Exercise brief
Check every line of the entries that follow, and copy the ones containing "text".

Exercise input
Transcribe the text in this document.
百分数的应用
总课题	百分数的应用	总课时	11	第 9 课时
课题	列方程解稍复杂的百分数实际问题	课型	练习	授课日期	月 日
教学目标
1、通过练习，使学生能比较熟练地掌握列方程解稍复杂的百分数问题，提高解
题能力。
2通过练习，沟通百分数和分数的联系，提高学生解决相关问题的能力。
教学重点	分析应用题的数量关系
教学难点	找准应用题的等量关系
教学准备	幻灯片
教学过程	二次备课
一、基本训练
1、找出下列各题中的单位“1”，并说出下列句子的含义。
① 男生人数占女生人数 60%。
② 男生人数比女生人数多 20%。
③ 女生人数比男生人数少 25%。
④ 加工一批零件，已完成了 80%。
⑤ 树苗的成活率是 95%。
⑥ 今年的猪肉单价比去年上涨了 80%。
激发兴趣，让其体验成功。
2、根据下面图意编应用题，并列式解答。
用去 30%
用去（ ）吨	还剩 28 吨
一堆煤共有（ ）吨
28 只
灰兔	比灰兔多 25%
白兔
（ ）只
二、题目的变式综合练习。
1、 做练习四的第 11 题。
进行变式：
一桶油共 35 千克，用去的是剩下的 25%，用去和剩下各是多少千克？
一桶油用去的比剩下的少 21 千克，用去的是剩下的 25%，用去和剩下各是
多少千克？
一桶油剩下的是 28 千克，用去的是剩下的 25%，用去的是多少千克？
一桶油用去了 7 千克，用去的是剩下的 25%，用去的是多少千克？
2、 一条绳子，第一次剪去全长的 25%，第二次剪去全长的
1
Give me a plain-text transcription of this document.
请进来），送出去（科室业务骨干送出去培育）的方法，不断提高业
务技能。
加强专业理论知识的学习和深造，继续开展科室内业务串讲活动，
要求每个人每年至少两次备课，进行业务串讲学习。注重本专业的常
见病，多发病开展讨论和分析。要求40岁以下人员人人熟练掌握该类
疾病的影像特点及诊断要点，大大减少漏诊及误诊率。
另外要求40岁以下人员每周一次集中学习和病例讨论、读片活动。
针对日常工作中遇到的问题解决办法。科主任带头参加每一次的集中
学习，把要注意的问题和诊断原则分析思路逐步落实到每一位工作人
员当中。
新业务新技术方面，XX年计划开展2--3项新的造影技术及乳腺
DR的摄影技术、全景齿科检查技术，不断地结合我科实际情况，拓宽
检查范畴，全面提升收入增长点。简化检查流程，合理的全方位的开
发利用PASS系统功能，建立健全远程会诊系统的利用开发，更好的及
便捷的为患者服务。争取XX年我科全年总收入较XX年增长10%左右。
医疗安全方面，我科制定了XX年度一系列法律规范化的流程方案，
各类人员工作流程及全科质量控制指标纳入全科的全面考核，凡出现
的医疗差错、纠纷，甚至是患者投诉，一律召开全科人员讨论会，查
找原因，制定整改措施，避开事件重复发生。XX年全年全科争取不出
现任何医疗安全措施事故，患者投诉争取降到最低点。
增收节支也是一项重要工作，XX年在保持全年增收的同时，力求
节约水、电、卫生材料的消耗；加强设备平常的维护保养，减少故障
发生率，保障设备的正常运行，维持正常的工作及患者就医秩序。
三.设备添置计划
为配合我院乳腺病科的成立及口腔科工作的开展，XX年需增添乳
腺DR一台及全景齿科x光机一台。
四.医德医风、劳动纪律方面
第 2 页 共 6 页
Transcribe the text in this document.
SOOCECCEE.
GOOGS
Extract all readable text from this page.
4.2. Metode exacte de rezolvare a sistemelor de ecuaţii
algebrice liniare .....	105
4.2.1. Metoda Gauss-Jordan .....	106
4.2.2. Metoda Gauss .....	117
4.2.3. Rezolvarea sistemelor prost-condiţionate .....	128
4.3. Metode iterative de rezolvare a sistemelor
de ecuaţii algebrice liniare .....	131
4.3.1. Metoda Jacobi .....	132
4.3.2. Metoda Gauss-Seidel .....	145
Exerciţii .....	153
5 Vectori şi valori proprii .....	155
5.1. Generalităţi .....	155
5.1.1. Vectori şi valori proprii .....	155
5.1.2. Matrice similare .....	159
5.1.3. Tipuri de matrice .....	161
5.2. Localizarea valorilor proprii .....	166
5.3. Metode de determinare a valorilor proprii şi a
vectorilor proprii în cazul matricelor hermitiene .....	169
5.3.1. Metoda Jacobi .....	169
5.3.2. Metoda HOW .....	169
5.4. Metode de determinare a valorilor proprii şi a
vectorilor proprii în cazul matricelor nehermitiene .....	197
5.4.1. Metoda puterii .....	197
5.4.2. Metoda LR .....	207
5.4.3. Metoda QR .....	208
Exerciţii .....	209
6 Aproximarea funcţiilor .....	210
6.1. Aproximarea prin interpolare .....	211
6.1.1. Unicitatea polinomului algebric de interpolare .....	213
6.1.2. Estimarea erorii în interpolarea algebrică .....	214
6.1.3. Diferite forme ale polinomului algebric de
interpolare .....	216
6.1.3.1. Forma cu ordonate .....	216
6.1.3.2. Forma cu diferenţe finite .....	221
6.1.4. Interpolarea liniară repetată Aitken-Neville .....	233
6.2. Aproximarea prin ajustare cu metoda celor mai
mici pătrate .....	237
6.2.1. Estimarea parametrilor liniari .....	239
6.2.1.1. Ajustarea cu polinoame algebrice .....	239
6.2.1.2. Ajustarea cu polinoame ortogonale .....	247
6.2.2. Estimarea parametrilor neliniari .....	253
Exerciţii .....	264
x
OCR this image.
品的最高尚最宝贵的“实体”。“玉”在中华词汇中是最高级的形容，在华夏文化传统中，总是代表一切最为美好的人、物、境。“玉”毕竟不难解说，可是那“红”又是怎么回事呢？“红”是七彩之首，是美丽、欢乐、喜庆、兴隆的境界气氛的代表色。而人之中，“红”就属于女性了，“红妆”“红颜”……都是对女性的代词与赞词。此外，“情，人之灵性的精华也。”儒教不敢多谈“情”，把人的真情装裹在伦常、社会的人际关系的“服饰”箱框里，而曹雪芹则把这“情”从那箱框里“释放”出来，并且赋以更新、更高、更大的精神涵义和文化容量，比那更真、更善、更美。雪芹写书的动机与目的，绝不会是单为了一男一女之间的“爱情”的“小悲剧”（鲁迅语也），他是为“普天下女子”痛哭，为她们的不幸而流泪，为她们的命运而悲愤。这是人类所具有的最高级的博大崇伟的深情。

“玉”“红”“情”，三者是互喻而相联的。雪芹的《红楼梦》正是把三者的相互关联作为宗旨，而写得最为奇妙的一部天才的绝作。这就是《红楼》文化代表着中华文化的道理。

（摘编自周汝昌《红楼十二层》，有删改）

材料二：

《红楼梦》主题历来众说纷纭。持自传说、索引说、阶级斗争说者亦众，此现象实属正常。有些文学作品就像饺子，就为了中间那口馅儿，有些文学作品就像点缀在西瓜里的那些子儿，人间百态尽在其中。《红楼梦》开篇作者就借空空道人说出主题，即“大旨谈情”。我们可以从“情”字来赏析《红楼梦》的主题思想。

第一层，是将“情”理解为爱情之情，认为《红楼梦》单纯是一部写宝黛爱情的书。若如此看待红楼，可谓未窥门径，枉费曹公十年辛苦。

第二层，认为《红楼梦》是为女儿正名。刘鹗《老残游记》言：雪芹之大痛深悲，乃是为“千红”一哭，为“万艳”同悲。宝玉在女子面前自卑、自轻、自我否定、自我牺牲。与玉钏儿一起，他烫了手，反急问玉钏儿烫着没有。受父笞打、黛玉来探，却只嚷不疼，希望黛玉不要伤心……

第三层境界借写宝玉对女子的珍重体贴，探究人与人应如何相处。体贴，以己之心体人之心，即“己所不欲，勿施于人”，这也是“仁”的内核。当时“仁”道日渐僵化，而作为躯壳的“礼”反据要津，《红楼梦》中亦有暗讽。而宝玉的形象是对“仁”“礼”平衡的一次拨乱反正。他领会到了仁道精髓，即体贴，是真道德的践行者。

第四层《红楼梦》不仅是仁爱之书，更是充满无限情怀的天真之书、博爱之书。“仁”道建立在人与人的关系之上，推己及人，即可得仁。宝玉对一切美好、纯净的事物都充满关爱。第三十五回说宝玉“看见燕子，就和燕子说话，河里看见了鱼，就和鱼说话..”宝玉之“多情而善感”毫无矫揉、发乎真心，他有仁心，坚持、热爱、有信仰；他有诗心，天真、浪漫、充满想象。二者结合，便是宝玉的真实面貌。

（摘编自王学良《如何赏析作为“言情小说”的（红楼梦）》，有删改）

Final answer
Transcribe the text in this document.
Give me a plain-text transcription of this document.
Transcribe the text in this document.
Extract all readable text from this page.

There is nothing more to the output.